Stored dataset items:

-----

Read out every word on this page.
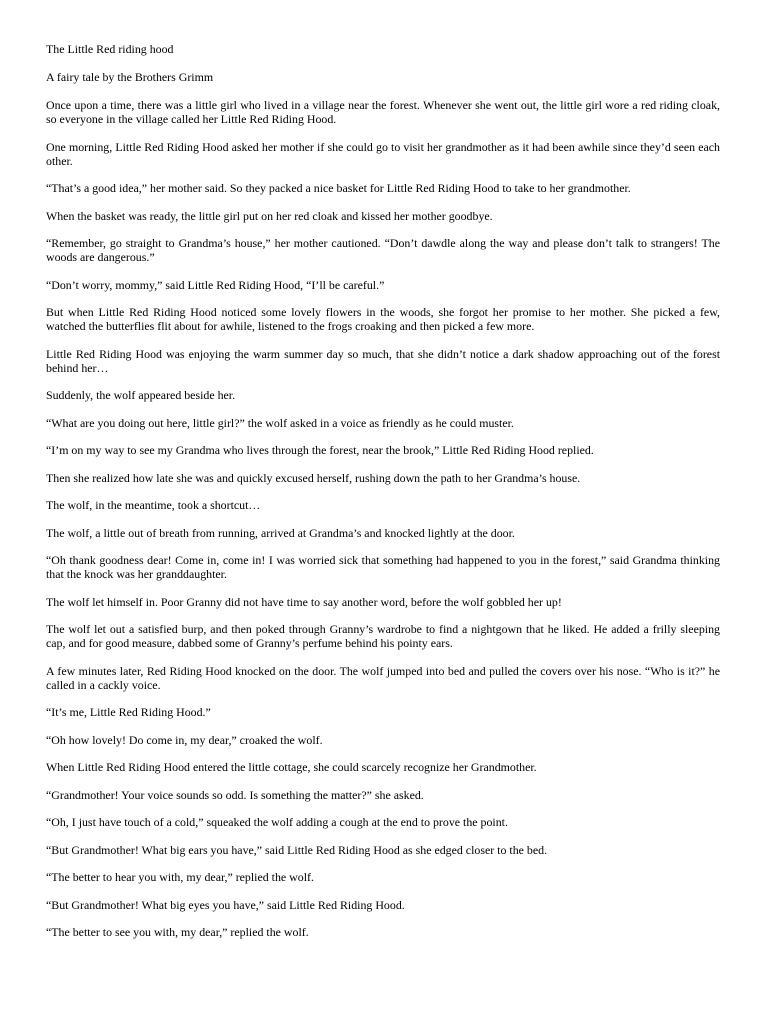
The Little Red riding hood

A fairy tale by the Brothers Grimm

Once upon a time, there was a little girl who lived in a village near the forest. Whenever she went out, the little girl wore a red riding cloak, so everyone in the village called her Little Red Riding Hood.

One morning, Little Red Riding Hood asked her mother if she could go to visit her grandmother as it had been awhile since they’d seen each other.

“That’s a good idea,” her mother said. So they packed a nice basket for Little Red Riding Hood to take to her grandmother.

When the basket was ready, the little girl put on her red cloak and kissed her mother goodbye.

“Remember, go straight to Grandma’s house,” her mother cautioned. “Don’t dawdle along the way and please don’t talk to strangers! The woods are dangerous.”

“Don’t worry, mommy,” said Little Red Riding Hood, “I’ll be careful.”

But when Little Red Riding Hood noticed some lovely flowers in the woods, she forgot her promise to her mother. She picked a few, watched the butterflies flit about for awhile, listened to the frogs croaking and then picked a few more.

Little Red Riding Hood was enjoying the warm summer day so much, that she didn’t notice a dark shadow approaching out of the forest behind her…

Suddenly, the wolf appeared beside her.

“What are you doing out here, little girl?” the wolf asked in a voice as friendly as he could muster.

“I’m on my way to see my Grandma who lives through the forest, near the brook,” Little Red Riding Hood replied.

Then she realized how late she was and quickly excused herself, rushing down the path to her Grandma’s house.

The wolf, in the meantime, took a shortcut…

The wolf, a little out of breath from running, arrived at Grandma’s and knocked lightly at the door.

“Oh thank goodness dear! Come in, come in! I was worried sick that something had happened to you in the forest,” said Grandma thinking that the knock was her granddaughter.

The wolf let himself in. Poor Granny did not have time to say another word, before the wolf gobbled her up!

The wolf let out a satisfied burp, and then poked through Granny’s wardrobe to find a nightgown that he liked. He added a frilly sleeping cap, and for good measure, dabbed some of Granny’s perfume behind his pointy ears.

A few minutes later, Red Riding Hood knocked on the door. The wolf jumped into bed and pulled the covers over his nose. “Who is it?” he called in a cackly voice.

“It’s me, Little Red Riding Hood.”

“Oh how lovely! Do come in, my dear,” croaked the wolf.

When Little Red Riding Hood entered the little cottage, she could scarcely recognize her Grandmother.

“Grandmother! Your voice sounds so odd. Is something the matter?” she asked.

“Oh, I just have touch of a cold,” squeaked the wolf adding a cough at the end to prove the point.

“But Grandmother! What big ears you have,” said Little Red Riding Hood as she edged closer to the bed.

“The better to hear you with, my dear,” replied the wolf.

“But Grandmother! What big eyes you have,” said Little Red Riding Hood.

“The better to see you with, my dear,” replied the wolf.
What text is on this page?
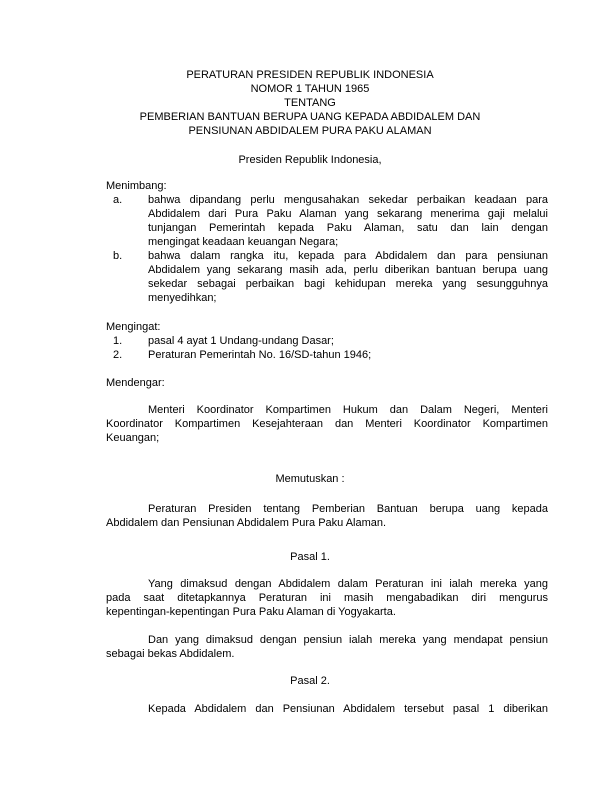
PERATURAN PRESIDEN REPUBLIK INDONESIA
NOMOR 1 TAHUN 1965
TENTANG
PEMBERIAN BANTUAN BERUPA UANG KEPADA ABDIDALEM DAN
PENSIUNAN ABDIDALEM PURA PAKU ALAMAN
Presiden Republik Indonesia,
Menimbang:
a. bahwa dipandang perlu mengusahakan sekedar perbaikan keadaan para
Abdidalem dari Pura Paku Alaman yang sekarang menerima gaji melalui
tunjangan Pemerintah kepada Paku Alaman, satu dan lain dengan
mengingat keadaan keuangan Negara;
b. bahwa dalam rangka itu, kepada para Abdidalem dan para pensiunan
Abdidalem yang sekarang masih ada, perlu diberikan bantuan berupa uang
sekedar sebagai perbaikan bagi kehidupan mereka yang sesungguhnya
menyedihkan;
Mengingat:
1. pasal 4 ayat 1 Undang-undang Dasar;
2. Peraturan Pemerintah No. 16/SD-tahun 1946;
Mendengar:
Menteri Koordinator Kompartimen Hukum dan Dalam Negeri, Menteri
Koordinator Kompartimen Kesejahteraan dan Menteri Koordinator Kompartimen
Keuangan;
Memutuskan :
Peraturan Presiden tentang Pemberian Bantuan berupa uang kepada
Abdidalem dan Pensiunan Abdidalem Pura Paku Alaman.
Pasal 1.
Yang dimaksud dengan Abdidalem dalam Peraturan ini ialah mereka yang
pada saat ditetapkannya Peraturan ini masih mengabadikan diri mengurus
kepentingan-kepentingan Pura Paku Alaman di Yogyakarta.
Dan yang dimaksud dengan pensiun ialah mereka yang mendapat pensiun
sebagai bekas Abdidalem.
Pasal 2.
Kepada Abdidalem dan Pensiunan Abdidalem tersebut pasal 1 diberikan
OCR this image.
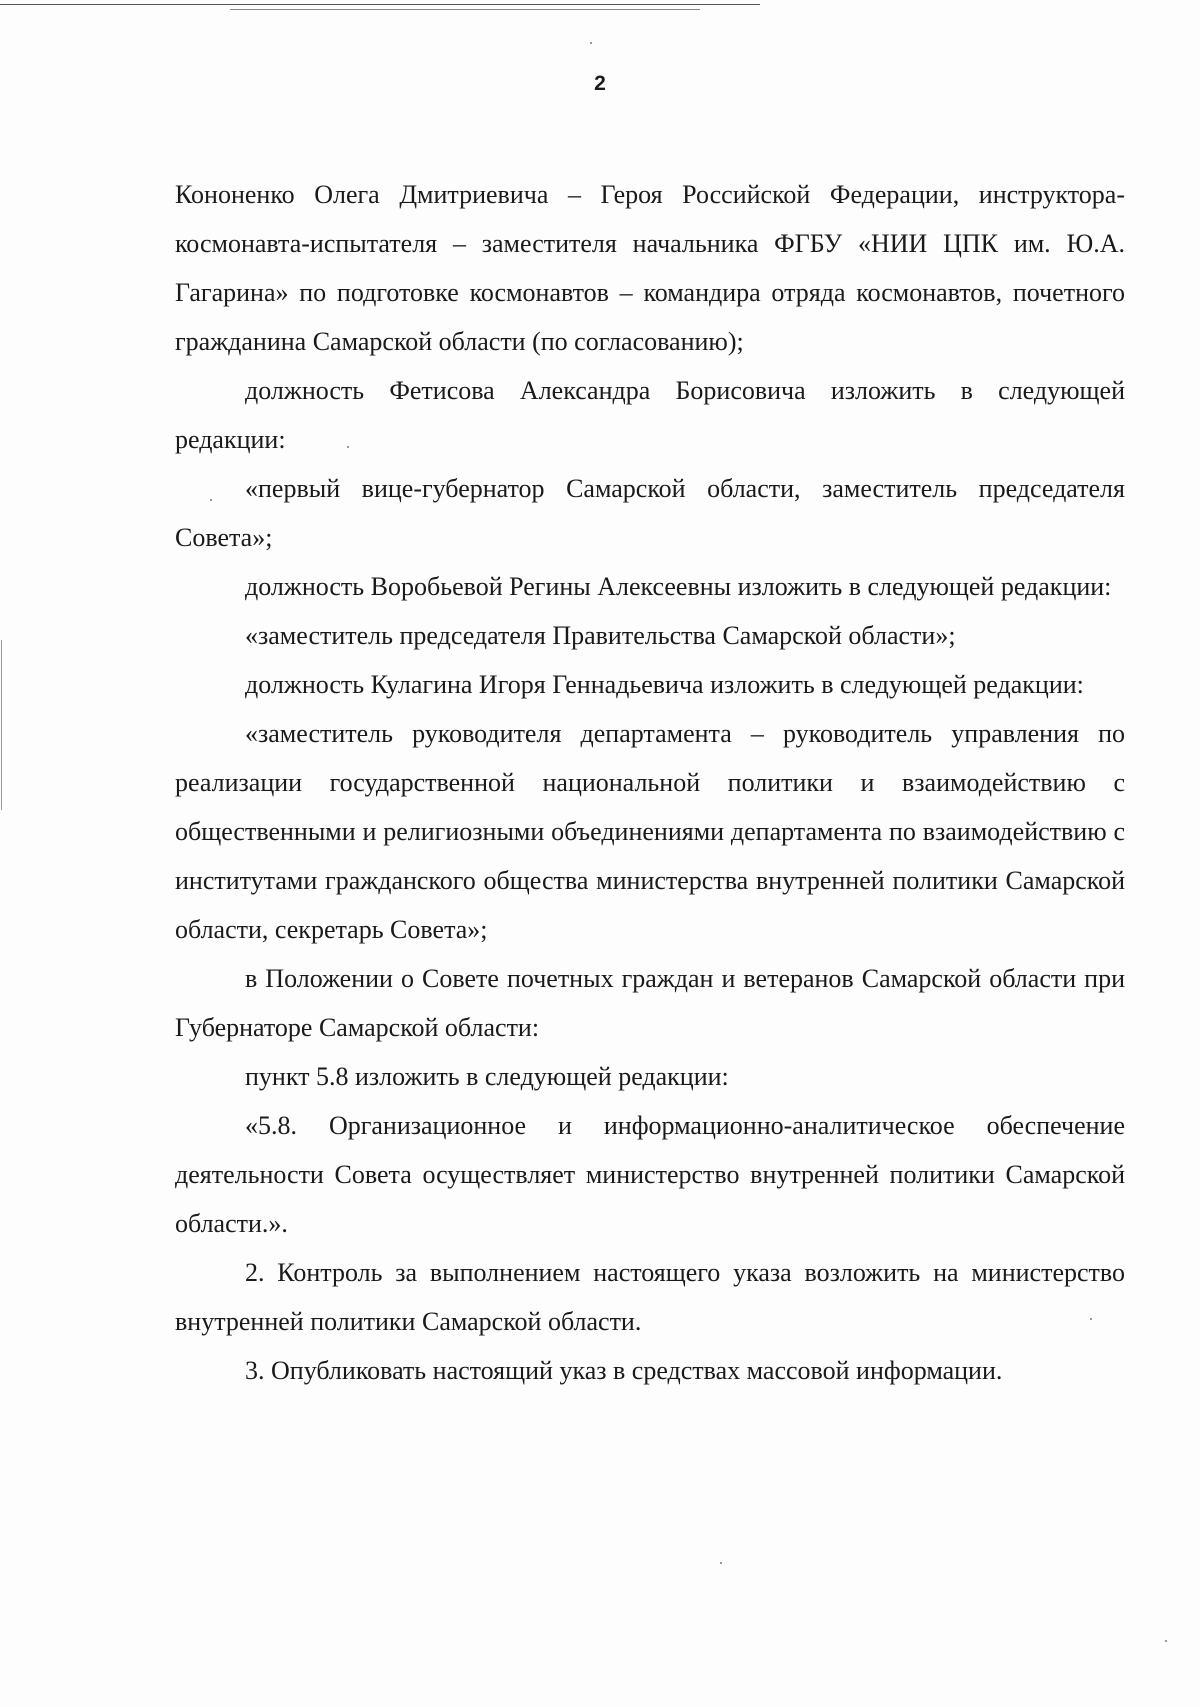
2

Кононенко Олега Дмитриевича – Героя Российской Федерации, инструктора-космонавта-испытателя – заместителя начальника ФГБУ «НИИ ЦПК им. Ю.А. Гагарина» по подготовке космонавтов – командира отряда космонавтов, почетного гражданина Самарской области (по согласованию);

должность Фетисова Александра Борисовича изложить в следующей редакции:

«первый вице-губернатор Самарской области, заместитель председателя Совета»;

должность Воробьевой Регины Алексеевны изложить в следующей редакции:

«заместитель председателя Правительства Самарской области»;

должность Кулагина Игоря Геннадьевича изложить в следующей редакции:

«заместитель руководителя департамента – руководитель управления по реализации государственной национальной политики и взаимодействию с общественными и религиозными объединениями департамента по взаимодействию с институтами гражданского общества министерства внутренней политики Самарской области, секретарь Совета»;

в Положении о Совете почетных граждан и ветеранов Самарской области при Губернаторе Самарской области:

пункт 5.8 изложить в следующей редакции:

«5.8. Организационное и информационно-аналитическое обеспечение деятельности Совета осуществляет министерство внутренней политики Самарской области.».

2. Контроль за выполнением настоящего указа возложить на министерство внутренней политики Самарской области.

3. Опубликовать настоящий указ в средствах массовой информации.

-----

> [TASK DESCRIPTION]
Reproduce the material above in full and without alteration, but skip all pictures.

> [ANSWER TO THE PROBLEM]
Read out every word on this page.
The Little Red riding hood

A fairy tale by the Brothers Grimm

Once upon a time, there was a little girl who lived in a village near the forest. Whenever she went out, the little girl wore a red riding cloak, so everyone in the village called her Little Red Riding Hood.

One morning, Little Red Riding Hood asked her mother if she could go to visit her grandmother as it had been awhile since they’d seen each other.

“That’s a good idea,” her mother said. So they packed a nice basket for Little Red Riding Hood to take to her grandmother.

When the basket was ready, the little girl put on her red cloak and kissed her mother goodbye.

“Remember, go straight to Grandma’s house,” her mother cautioned. “Don’t dawdle along the way and please don’t talk to strangers! The woods are dangerous.”

“Don’t worry, mommy,” said Little Red Riding Hood, “I’ll be careful.”

But when Little Red Riding Hood noticed some lovely flowers in the woods, she forgot her promise to her mother. She picked a few, watched the butterflies flit about for awhile, listened to the frogs croaking and then picked a few more.

Little Red Riding Hood was enjoying the warm summer day so much, that she didn’t notice a dark shadow approaching out of the forest behind her…

Suddenly, the wolf appeared beside her.

“What are you doing out here, little girl?” the wolf asked in a voice as friendly as he could muster.

“I’m on my way to see my Grandma who lives through the forest, near the brook,” Little Red Riding Hood replied.

Then she realized how late she was and quickly excused herself, rushing down the path to her Grandma’s house.

The wolf, in the meantime, took a shortcut…

The wolf, a little out of breath from running, arrived at Grandma’s and knocked lightly at the door.

“Oh thank goodness dear! Come in, come in! I was worried sick that something had happened to you in the forest,” said Grandma thinking that the knock was her granddaughter.

The wolf let himself in. Poor Granny did not have time to say another word, before the wolf gobbled her up!

The wolf let out a satisfied burp, and then poked through Granny’s wardrobe to find a nightgown that he liked. He added a frilly sleeping cap, and for good measure, dabbed some of Granny’s perfume behind his pointy ears.

A few minutes later, Red Riding Hood knocked on the door. The wolf jumped into bed and pulled the covers over his nose. “Who is it?” he called in a cackly voice.

“It’s me, Little Red Riding Hood.”

“Oh how lovely! Do come in, my dear,” croaked the wolf.

When Little Red Riding Hood entered the little cottage, she could scarcely recognize her Grandmother.

“Grandmother! Your voice sounds so odd. Is something the matter?” she asked.

“Oh, I just have touch of a cold,” squeaked the wolf adding a cough at the end to prove the point.

“But Grandmother! What big ears you have,” said Little Red Riding Hood as she edged closer to the bed.

“The better to hear you with, my dear,” replied the wolf.

“But Grandmother! What big eyes you have,” said Little Red Riding Hood.

“The better to see you with, my dear,” replied the wolf.
What text is on this page?
PERATURAN PRESIDEN REPUBLIK INDONESIA
NOMOR 1 TAHUN 1965
TENTANG
PEMBERIAN BANTUAN BERUPA UANG KEPADA ABDIDALEM DAN
PENSIUNAN ABDIDALEM PURA PAKU ALAMAN
Presiden Republik Indonesia,
Menimbang:
a. bahwa dipandang perlu mengusahakan sekedar perbaikan keadaan para
Abdidalem dari Pura Paku Alaman yang sekarang menerima gaji melalui
tunjangan Pemerintah kepada Paku Alaman, satu dan lain dengan
mengingat keadaan keuangan Negara;
b. bahwa dalam rangka itu, kepada para Abdidalem dan para pensiunan
Abdidalem yang sekarang masih ada, perlu diberikan bantuan berupa uang
sekedar sebagai perbaikan bagi kehidupan mereka yang sesungguhnya
menyedihkan;
Mengingat:
1. pasal 4 ayat 1 Undang-undang Dasar;
2. Peraturan Pemerintah No. 16/SD-tahun 1946;
Mendengar:
Menteri Koordinator Kompartimen Hukum dan Dalam Negeri, Menteri
Koordinator Kompartimen Kesejahteraan dan Menteri Koordinator Kompartimen
Keuangan;
Memutuskan :
Peraturan Presiden tentang Pemberian Bantuan berupa uang kepada
Abdidalem dan Pensiunan Abdidalem Pura Paku Alaman.
Pasal 1.
Yang dimaksud dengan Abdidalem dalam Peraturan ini ialah mereka yang
pada saat ditetapkannya Peraturan ini masih mengabadikan diri mengurus
kepentingan-kepentingan Pura Paku Alaman di Yogyakarta.
Dan yang dimaksud dengan pensiun ialah mereka yang mendapat pensiun
sebagai bekas Abdidalem.
Pasal 2.
Kepada Abdidalem dan Pensiunan Abdidalem tersebut pasal 1 diberikan
OCR this image.
2

Кононенко Олега Дмитриевича – Героя Российской Федерации, инструктора-космонавта-испытателя – заместителя начальника ФГБУ «НИИ ЦПК им. Ю.А. Гагарина» по подготовке космонавтов – командира отряда космонавтов, почетного гражданина Самарской области (по согласованию);

должность Фетисова Александра Борисовича изложить в следующей редакции:

«первый вице-губернатор Самарской области, заместитель председателя Совета»;

должность Воробьевой Регины Алексеевны изложить в следующей редакции:

«заместитель председателя Правительства Самарской области»;

должность Кулагина Игоря Геннадьевича изложить в следующей редакции:

«заместитель руководителя департамента – руководитель управления по реализации государственной национальной политики и взаимодействию с общественными и религиозными объединениями департамента по взаимодействию с институтами гражданского общества министерства внутренней политики Самарской области, секретарь Совета»;

в Положении о Совете почетных граждан и ветеранов Самарской области при Губернаторе Самарской области:

пункт 5.8 изложить в следующей редакции:

«5.8. Организационное и информационно-аналитическое обеспечение деятельности Совета осуществляет министерство внутренней политики Самарской области.».

2. Контроль за выполнением настоящего указа возложить на министерство внутренней политики Самарской области.

3. Опубликовать настоящий указ в средствах массовой информации.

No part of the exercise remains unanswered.